EXERCISE MATERIAL:
------
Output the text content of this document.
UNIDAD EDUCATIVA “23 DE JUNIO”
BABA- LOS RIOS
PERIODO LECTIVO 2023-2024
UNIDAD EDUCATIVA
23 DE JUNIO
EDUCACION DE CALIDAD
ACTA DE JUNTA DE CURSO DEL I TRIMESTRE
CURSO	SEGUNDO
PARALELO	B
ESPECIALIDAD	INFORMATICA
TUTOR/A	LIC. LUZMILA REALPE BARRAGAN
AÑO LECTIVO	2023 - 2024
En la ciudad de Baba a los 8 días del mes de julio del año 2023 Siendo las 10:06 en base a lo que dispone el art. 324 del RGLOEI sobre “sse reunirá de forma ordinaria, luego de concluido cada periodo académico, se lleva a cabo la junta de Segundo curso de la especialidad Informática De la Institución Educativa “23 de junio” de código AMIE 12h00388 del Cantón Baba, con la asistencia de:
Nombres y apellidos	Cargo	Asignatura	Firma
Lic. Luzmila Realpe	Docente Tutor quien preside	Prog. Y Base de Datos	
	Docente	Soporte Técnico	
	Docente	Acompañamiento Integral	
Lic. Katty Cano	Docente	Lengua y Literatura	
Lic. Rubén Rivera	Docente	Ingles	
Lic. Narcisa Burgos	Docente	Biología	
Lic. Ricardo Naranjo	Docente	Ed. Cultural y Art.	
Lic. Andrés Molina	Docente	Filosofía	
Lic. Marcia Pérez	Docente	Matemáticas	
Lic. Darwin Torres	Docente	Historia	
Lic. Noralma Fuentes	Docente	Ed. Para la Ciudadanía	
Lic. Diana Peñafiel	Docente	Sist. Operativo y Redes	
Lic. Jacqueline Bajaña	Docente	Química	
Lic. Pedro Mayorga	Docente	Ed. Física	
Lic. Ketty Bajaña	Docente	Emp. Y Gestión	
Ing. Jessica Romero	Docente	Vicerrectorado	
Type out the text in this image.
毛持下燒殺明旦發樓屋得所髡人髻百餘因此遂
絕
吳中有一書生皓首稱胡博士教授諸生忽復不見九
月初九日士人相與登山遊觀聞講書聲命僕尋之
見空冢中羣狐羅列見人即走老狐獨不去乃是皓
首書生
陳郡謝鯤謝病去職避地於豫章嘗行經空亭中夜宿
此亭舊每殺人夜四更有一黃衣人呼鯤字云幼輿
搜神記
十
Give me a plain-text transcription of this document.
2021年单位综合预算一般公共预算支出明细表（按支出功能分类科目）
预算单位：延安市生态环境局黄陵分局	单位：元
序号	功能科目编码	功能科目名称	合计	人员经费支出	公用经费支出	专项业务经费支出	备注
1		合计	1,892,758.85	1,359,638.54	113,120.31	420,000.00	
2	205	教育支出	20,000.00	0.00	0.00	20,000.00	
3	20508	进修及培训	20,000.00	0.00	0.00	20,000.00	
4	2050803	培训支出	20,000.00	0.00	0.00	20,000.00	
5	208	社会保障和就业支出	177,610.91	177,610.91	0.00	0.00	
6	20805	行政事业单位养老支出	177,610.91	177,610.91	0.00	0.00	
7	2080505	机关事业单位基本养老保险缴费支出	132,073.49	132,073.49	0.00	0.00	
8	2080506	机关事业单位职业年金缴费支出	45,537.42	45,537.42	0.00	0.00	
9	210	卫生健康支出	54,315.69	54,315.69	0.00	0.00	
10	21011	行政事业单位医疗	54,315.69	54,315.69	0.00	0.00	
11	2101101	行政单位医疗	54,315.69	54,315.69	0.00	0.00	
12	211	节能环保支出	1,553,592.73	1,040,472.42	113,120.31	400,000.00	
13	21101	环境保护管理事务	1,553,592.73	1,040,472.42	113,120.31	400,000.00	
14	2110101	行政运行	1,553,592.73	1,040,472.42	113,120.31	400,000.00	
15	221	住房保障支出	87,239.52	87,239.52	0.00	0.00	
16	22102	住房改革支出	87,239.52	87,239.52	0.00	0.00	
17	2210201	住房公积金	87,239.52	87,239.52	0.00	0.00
------
SHORT EXERCISE: Which lines hold the word "this"? Copy every one of them.

WRITTEN REPLY:
Output the text content of this document.
Type out the text in this image.
Give me a plain-text transcription of this document.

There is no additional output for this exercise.